**ENTRIES SHOWN:**
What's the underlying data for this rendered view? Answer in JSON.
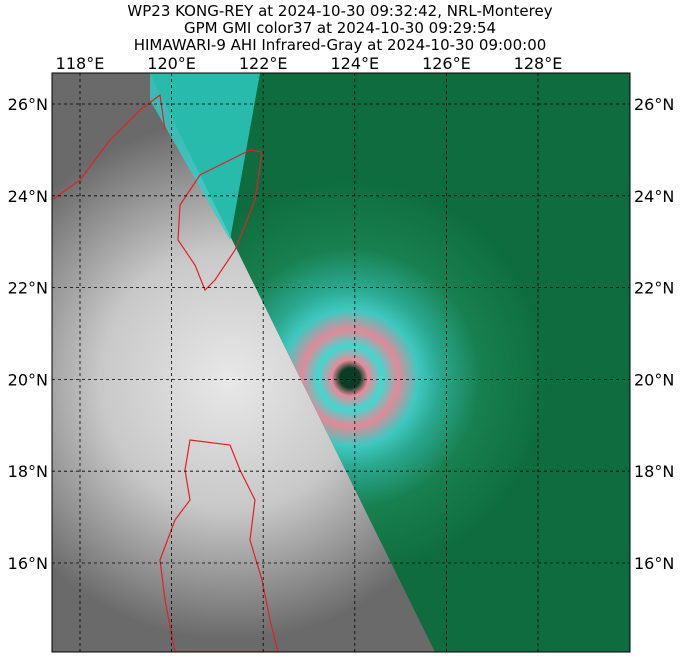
{
  "header": {
    "lines": [
      "WP23 KONG-REY at 2024-10-30 09:32:42, NRL-Monterey",
      "GPM GMI color37 at 2024-10-30 09:29:54",
      "HIMAWARI-9 AHI Infrared-Gray at 2024-10-30 09:00:00"
    ]
  },
  "map": {
    "lon_labels": [
      "118°E",
      "120°E",
      "122°E",
      "124°E",
      "126°E",
      "128°E"
    ],
    "lat_labels": [
      "26°N",
      "24°N",
      "22°N",
      "20°N",
      "18°N",
      "16°N"
    ]
  }
}
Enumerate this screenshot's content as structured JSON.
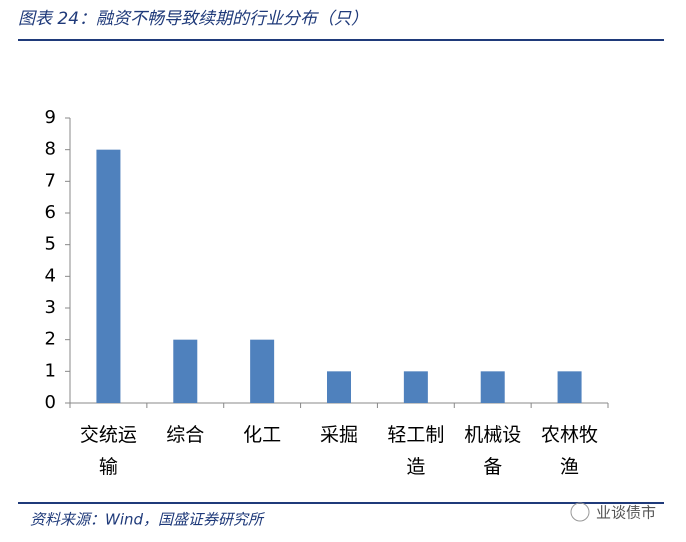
{
  "chart_data": {
    "type": "bar",
    "title": "图表 24：融资不畅导致续期的行业分布（只）",
    "categories": [
      "交统运输",
      "综合",
      "化工",
      "采掘",
      "轻工制造",
      "机械设备",
      "农林牧渔"
    ],
    "values": [
      8,
      2,
      2,
      1,
      1,
      1,
      1
    ],
    "color": "#4f81bd",
    "ylim": [
      0,
      9
    ],
    "yticks": [
      0,
      1,
      2,
      3,
      4,
      5,
      6,
      7,
      8,
      9
    ],
    "grid": false,
    "source": "资料来源：Wind，国盛证券研究所",
    "watermark": "业谈债市"
  }
}
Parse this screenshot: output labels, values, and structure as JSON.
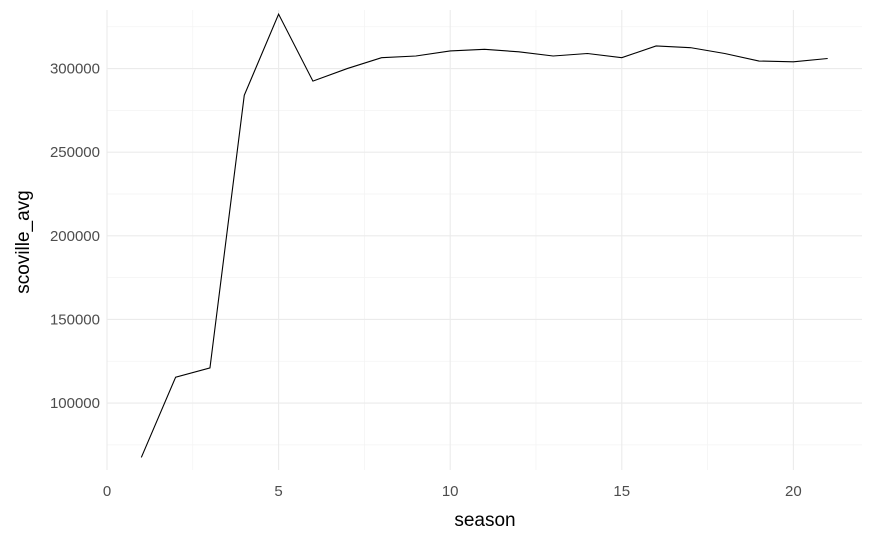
{
  "chart_data": {
    "type": "line",
    "title": "",
    "xlabel": "season",
    "ylabel": "scoville_avg",
    "xlim": [
      0,
      22
    ],
    "ylim": [
      60000,
      335000
    ],
    "x_major_ticks": [
      0,
      5,
      10,
      15,
      20
    ],
    "x_tick_labels": [
      "0",
      "5",
      "10",
      "15",
      "20"
    ],
    "y_major_ticks": [
      100000,
      150000,
      200000,
      250000,
      300000
    ],
    "y_tick_labels": [
      "100000",
      "150000",
      "200000",
      "250000",
      "300000"
    ],
    "grid": true,
    "legend": "none",
    "line_color": "#000000",
    "series": [
      {
        "x": [
          1,
          2,
          3,
          4,
          5,
          6,
          7,
          8,
          9,
          10,
          11,
          12,
          13,
          14,
          15,
          16,
          17,
          18,
          19,
          20,
          21
        ],
        "values": [
          67500,
          115500,
          121000,
          284000,
          332500,
          292500,
          300000,
          306500,
          307500,
          310500,
          311500,
          310000,
          307500,
          309000,
          306500,
          313500,
          312500,
          309000,
          304500,
          304000,
          306000
        ]
      }
    ]
  }
}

**AIM:** Write the listing above out again exactly, dropping each image.

**THE ANSWER:**
What's the underlying data for this rendered view? Answer in JSON.
{
  "header": {
    "lines": [
      "WP23 KONG-REY at 2024-10-30 09:32:42, NRL-Monterey",
      "GPM GMI color37 at 2024-10-30 09:29:54",
      "HIMAWARI-9 AHI Infrared-Gray at 2024-10-30 09:00:00"
    ]
  },
  "map": {
    "lon_labels": [
      "118°E",
      "120°E",
      "122°E",
      "124°E",
      "126°E",
      "128°E"
    ],
    "lat_labels": [
      "26°N",
      "24°N",
      "22°N",
      "20°N",
      "18°N",
      "16°N"
    ]
  }
}
Enumerate this screenshot's content as structured JSON.
{
  "chart_data": {
    "type": "bar",
    "title": "图表 24：融资不畅导致续期的行业分布（只）",
    "categories": [
      "交统运输",
      "综合",
      "化工",
      "采掘",
      "轻工制造",
      "机械设备",
      "农林牧渔"
    ],
    "values": [
      8,
      2,
      2,
      1,
      1,
      1,
      1
    ],
    "color": "#4f81bd",
    "ylim": [
      0,
      9
    ],
    "yticks": [
      0,
      1,
      2,
      3,
      4,
      5,
      6,
      7,
      8,
      9
    ],
    "grid": false,
    "source": "资料来源：Wind，国盛证券研究所",
    "watermark": "业谈债市"
  }
}
Parse this screenshot: output labels, values, and structure as JSON.
{
  "chart_data": {
    "type": "line",
    "title": "",
    "xlabel": "season",
    "ylabel": "scoville_avg",
    "xlim": [
      0,
      22
    ],
    "ylim": [
      60000,
      335000
    ],
    "x_major_ticks": [
      0,
      5,
      10,
      15,
      20
    ],
    "x_tick_labels": [
      "0",
      "5",
      "10",
      "15",
      "20"
    ],
    "y_major_ticks": [
      100000,
      150000,
      200000,
      250000,
      300000
    ],
    "y_tick_labels": [
      "100000",
      "150000",
      "200000",
      "250000",
      "300000"
    ],
    "grid": true,
    "legend": "none",
    "line_color": "#000000",
    "series": [
      {
        "x": [
          1,
          2,
          3,
          4,
          5,
          6,
          7,
          8,
          9,
          10,
          11,
          12,
          13,
          14,
          15,
          16,
          17,
          18,
          19,
          20,
          21
        ],
        "values": [
          67500,
          115500,
          121000,
          284000,
          332500,
          292500,
          300000,
          306500,
          307500,
          310500,
          311500,
          310000,
          307500,
          309000,
          306500,
          313500,
          312500,
          309000,
          304500,
          304000,
          306000
        ]
      }
    ]
  }
}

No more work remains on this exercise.